**Written request:** Give back the full material, exactly as it reads.

**Entries shown:**
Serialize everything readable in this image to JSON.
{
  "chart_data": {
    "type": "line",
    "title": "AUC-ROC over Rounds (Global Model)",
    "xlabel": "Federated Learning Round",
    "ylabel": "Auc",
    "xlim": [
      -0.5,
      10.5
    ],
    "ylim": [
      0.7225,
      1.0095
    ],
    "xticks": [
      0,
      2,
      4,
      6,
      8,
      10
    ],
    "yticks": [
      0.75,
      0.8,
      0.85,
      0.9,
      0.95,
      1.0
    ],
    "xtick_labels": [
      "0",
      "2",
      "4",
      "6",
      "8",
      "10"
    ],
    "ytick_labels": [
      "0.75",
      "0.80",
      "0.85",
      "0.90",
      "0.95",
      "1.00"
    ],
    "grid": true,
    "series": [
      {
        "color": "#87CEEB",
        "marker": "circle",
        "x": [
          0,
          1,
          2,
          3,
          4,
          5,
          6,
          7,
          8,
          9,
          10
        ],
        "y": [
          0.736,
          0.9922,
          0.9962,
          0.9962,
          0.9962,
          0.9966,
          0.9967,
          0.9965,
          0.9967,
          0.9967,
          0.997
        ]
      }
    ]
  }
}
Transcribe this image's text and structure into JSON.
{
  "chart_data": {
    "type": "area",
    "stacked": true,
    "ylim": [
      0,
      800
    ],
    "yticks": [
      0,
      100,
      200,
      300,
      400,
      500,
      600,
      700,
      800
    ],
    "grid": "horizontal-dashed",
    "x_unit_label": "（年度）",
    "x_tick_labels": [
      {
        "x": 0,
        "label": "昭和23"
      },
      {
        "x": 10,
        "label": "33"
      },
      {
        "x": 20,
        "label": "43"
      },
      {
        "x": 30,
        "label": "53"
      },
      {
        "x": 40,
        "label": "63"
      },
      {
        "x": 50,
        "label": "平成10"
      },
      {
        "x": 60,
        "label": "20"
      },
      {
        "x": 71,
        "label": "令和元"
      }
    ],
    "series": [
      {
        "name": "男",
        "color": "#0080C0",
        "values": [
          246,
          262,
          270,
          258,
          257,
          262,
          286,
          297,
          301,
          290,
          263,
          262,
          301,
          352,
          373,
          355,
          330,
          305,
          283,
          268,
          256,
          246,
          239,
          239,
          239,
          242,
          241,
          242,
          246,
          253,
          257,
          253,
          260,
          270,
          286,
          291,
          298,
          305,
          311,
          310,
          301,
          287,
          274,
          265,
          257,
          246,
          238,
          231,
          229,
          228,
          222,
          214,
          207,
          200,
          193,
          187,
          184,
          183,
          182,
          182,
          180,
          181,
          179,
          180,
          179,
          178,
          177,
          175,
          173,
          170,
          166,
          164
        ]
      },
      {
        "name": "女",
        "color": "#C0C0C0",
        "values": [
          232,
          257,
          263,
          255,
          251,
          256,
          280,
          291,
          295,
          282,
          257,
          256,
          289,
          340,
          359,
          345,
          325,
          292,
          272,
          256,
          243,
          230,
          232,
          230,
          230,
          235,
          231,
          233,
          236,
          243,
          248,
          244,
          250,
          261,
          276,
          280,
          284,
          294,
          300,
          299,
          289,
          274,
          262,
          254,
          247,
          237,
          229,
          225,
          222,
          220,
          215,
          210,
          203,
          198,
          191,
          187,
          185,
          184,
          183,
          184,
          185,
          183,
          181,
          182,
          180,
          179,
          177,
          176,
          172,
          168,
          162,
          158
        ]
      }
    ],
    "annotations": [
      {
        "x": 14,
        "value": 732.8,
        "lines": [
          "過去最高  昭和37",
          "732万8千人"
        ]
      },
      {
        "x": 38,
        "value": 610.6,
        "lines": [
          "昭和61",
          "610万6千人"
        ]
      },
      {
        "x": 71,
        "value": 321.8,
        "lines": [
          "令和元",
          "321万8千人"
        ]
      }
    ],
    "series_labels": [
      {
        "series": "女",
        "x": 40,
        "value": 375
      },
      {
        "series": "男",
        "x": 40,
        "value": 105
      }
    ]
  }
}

**Output:**
Serialize everything readable in this image to JSON.
{
  "chart_data": {
    "type": "line",
    "title": "AUC-ROC over Rounds (Global Model)",
    "xlabel": "Federated Learning Round",
    "ylabel": "Auc",
    "xlim": [
      -0.5,
      10.5
    ],
    "ylim": [
      0.7225,
      1.0095
    ],
    "xticks": [
      0,
      2,
      4,
      6,
      8,
      10
    ],
    "yticks": [
      0.75,
      0.8,
      0.85,
      0.9,
      0.95,
      1.0
    ],
    "xtick_labels": [
      "0",
      "2",
      "4",
      "6",
      "8",
      "10"
    ],
    "ytick_labels": [
      "0.75",
      "0.80",
      "0.85",
      "0.90",
      "0.95",
      "1.00"
    ],
    "grid": true,
    "series": [
      {
        "color": "#87CEEB",
        "marker": "circle",
        "x": [
          0,
          1,
          2,
          3,
          4,
          5,
          6,
          7,
          8,
          9,
          10
        ],
        "y": [
          0.736,
          0.9922,
          0.9962,
          0.9962,
          0.9962,
          0.9966,
          0.9967,
          0.9965,
          0.9967,
          0.9967,
          0.997
        ]
      }
    ]
  }
}
Transcribe this image's text and structure into JSON.
{
  "chart_data": {
    "type": "area",
    "stacked": true,
    "ylim": [
      0,
      800
    ],
    "yticks": [
      0,
      100,
      200,
      300,
      400,
      500,
      600,
      700,
      800
    ],
    "grid": "horizontal-dashed",
    "x_unit_label": "（年度）",
    "x_tick_labels": [
      {
        "x": 0,
        "label": "昭和23"
      },
      {
        "x": 10,
        "label": "33"
      },
      {
        "x": 20,
        "label": "43"
      },
      {
        "x": 30,
        "label": "53"
      },
      {
        "x": 40,
        "label": "63"
      },
      {
        "x": 50,
        "label": "平成10"
      },
      {
        "x": 60,
        "label": "20"
      },
      {
        "x": 71,
        "label": "令和元"
      }
    ],
    "series": [
      {
        "name": "男",
        "color": "#0080C0",
        "values": [
          246,
          262,
          270,
          258,
          257,
          262,
          286,
          297,
          301,
          290,
          263,
          262,
          301,
          352,
          373,
          355,
          330,
          305,
          283,
          268,
          256,
          246,
          239,
          239,
          239,
          242,
          241,
          242,
          246,
          253,
          257,
          253,
          260,
          270,
          286,
          291,
          298,
          305,
          311,
          310,
          301,
          287,
          274,
          265,
          257,
          246,
          238,
          231,
          229,
          228,
          222,
          214,
          207,
          200,
          193,
          187,
          184,
          183,
          182,
          182,
          180,
          181,
          179,
          180,
          179,
          178,
          177,
          175,
          173,
          170,
          166,
          164
        ]
      },
      {
        "name": "女",
        "color": "#C0C0C0",
        "values": [
          232,
          257,
          263,
          255,
          251,
          256,
          280,
          291,
          295,
          282,
          257,
          256,
          289,
          340,
          359,
          345,
          325,
          292,
          272,
          256,
          243,
          230,
          232,
          230,
          230,
          235,
          231,
          233,
          236,
          243,
          248,
          244,
          250,
          261,
          276,
          280,
          284,
          294,
          300,
          299,
          289,
          274,
          262,
          254,
          247,
          237,
          229,
          225,
          222,
          220,
          215,
          210,
          203,
          198,
          191,
          187,
          185,
          184,
          183,
          184,
          185,
          183,
          181,
          182,
          180,
          179,
          177,
          176,
          172,
          168,
          162,
          158
        ]
      }
    ],
    "annotations": [
      {
        "x": 14,
        "value": 732.8,
        "lines": [
          "過去最高  昭和37",
          "732万8千人"
        ]
      },
      {
        "x": 38,
        "value": 610.6,
        "lines": [
          "昭和61",
          "610万6千人"
        ]
      },
      {
        "x": 71,
        "value": 321.8,
        "lines": [
          "令和元",
          "321万8千人"
        ]
      }
    ],
    "series_labels": [
      {
        "series": "女",
        "x": 40,
        "value": 375
      },
      {
        "series": "男",
        "x": 40,
        "value": 105
      }
    ]
  }
}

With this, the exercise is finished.